*What the task asks*. The exercise asks you to copy every line below in which "text" appears.

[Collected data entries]
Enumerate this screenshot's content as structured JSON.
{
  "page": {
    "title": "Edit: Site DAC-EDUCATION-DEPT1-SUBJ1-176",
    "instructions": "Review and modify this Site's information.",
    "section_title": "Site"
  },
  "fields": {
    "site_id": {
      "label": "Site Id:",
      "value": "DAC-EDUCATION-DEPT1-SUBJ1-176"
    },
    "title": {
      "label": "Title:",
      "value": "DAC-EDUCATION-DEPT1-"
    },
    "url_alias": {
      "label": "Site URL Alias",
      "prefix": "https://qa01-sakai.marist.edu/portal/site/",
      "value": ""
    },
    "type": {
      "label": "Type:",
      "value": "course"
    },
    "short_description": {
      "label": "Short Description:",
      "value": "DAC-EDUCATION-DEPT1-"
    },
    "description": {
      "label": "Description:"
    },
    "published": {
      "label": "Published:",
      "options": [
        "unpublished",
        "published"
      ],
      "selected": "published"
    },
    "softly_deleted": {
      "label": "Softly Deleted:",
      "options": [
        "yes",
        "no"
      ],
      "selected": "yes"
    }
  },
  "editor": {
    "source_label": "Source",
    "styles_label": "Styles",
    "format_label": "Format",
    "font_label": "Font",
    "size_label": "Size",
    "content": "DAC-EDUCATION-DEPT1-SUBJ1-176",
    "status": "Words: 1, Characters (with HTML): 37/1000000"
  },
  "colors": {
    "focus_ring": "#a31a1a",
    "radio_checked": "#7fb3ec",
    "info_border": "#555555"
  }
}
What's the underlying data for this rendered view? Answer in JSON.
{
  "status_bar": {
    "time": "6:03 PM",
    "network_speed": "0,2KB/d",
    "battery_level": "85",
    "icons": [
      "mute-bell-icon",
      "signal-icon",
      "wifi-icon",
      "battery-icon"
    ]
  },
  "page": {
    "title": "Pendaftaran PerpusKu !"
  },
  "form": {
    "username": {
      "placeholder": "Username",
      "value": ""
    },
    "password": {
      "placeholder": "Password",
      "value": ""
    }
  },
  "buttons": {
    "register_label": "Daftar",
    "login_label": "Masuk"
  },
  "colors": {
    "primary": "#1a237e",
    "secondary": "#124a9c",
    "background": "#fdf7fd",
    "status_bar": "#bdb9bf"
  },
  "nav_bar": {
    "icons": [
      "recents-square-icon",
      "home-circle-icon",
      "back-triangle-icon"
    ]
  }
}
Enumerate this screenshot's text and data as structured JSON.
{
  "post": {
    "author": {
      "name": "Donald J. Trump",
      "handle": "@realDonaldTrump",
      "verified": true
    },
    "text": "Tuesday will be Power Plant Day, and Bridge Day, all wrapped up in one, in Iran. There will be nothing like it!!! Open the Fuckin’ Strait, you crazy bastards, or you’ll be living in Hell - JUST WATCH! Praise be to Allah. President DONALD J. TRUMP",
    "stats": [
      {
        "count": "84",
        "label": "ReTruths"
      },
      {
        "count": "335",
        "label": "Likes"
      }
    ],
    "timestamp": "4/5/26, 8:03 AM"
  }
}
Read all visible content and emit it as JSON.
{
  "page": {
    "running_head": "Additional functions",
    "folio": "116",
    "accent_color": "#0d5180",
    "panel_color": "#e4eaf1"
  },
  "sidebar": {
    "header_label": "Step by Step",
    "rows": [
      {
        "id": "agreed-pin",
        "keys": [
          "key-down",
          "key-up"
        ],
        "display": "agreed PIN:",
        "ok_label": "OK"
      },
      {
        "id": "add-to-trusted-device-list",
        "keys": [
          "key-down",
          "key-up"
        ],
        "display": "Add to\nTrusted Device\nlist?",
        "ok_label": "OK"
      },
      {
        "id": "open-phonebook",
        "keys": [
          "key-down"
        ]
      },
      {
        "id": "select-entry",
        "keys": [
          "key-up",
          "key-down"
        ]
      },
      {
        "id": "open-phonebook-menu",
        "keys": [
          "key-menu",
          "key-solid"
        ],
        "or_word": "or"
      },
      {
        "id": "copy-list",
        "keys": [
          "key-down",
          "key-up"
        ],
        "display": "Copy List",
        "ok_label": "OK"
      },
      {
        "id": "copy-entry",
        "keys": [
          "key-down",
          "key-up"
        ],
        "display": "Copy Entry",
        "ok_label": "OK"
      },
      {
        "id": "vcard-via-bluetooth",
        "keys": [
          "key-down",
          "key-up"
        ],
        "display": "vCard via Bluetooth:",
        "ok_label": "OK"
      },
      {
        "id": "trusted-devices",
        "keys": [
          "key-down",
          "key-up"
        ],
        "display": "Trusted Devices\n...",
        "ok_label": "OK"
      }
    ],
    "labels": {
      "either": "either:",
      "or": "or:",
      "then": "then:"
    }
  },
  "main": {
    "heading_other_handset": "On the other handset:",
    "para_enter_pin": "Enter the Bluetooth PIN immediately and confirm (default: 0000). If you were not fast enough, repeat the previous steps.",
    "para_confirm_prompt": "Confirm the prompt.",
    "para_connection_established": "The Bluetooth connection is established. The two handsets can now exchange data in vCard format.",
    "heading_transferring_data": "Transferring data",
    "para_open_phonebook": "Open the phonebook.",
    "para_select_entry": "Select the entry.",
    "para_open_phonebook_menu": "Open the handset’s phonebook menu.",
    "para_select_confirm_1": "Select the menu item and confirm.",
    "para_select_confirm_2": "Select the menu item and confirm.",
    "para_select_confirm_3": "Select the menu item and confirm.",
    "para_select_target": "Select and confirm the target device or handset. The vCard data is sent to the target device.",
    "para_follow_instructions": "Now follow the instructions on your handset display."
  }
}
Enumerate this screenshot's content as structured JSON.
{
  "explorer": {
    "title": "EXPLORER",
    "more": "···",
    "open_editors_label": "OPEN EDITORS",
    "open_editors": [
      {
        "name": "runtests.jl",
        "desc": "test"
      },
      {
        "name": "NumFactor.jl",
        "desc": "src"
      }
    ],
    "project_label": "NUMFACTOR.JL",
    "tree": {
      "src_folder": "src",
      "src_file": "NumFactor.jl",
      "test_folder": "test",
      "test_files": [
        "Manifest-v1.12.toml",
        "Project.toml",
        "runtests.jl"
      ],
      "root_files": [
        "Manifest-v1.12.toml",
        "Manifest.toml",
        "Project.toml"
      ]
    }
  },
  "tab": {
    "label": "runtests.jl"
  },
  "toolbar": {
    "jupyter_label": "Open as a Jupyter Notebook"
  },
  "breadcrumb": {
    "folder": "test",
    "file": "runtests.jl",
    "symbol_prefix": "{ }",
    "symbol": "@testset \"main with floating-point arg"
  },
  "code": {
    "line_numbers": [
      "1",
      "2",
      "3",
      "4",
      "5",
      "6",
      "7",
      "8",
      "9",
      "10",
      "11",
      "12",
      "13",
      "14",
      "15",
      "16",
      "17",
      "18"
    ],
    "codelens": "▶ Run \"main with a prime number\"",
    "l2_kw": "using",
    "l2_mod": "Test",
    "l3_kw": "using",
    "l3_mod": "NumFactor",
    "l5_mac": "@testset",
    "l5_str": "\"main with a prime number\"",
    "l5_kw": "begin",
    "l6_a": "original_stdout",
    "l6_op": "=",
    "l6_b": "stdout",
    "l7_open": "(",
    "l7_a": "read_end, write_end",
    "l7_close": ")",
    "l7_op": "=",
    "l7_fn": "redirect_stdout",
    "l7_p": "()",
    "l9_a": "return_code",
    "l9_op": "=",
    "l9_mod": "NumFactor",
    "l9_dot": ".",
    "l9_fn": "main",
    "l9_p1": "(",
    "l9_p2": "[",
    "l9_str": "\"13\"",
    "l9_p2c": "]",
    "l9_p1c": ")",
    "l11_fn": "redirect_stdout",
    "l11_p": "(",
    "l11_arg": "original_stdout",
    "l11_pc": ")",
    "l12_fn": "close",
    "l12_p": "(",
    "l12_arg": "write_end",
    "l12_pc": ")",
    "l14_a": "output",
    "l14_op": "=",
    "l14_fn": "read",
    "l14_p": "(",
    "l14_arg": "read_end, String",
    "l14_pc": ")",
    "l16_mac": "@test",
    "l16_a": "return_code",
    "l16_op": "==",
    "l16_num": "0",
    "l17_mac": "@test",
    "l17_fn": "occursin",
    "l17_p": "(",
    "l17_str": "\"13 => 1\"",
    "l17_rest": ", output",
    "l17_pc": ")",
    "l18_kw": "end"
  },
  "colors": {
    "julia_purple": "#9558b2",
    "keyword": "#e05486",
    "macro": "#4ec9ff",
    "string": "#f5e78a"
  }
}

*Final result*.
Enumerate this screenshot's text and data as structured JSON.
    "text": "Tuesday will be Power Plant Day, and Bridge Day, all wrapped up in one, in Iran. There will be nothing like it!!! Open the Fuckin’ Strait, you crazy bastards, or you’ll be living in Hell - JUST WATCH! Praise be to Allah. President DONALD J. TRUMP",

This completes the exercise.